Would you copy out the whole listing exactly as given?
━━━━━━
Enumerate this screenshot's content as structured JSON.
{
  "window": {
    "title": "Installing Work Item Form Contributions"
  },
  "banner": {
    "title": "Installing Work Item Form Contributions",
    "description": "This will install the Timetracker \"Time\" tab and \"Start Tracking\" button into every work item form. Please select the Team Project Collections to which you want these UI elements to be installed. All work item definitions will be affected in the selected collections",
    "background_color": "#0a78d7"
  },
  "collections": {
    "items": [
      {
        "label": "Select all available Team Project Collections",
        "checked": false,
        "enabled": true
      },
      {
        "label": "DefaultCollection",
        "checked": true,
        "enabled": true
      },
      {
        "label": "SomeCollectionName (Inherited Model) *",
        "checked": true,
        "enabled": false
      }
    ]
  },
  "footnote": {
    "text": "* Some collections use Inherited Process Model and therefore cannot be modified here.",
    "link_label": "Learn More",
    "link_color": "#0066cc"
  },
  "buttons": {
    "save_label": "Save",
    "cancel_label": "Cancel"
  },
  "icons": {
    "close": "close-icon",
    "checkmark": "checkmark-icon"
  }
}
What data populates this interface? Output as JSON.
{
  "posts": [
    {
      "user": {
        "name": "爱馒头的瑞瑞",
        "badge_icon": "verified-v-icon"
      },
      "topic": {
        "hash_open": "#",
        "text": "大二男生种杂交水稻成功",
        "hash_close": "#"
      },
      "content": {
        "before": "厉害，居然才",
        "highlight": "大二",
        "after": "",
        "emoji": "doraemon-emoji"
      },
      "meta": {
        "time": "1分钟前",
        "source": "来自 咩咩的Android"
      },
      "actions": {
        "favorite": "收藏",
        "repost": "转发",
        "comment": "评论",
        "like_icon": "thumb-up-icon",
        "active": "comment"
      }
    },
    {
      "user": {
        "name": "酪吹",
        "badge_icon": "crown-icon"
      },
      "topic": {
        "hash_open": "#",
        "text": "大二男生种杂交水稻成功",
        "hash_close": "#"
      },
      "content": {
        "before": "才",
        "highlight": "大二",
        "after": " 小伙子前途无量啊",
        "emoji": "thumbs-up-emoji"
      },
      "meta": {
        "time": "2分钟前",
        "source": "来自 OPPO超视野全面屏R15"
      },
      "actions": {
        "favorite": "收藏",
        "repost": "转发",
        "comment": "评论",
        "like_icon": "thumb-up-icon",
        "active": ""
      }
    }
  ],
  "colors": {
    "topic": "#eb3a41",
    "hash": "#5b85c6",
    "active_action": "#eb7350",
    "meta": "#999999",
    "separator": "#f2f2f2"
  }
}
━━━━━━
- **Result of this exercise**:
Enumerate this screenshot's content as structured JSON.
{
  "window": {
    "title": "Installing Work Item Form Contributions"
  },
  "banner": {
    "title": "Installing Work Item Form Contributions",
    "description": "This will install the Timetracker \"Time\" tab and \"Start Tracking\" button into every work item form. Please select the Team Project Collections to which you want these UI elements to be installed. All work item definitions will be affected in the selected collections",
    "background_color": "#0a78d7"
  },
  "collections": {
    "items": [
      {
        "label": "Select all available Team Project Collections",
        "checked": false,
        "enabled": true
      },
      {
        "label": "DefaultCollection",
        "checked": true,
        "enabled": true
      },
      {
        "label": "SomeCollectionName (Inherited Model) *",
        "checked": true,
        "enabled": false
      }
    ]
  },
  "footnote": {
    "text": "* Some collections use Inherited Process Model and therefore cannot be modified here.",
    "link_label": "Learn More",
    "link_color": "#0066cc"
  },
  "buttons": {
    "save_label": "Save",
    "cancel_label": "Cancel"
  },
  "icons": {
    "close": "close-icon",
    "checkmark": "checkmark-icon"
  }
}
What data populates this interface? Output as JSON.
{
  "posts": [
    {
      "user": {
        "name": "爱馒头的瑞瑞",
        "badge_icon": "verified-v-icon"
      },
      "topic": {
        "hash_open": "#",
        "text": "大二男生种杂交水稻成功",
        "hash_close": "#"
      },
      "content": {
        "before": "厉害，居然才",
        "highlight": "大二",
        "after": "",
        "emoji": "doraemon-emoji"
      },
      "meta": {
        "time": "1分钟前",
        "source": "来自 咩咩的Android"
      },
      "actions": {
        "favorite": "收藏",
        "repost": "转发",
        "comment": "评论",
        "like_icon": "thumb-up-icon",
        "active": "comment"
      }
    },
    {
      "user": {
        "name": "酪吹",
        "badge_icon": "crown-icon"
      },
      "topic": {
        "hash_open": "#",
        "text": "大二男生种杂交水稻成功",
        "hash_close": "#"
      },
      "content": {
        "before": "才",
        "highlight": "大二",
        "after": " 小伙子前途无量啊",
        "emoji": "thumbs-up-emoji"
      },
      "meta": {
        "time": "2分钟前",
        "source": "来自 OPPO超视野全面屏R15"
      },
      "actions": {
        "favorite": "收藏",
        "repost": "转发",
        "comment": "评论",
        "like_icon": "thumb-up-icon",
        "active": ""
      }
    }
  ],
  "colors": {
    "topic": "#eb3a41",
    "hash": "#5b85c6",
    "active_action": "#eb7350",
    "meta": "#999999",
    "separator": "#f2f2f2"
  }
}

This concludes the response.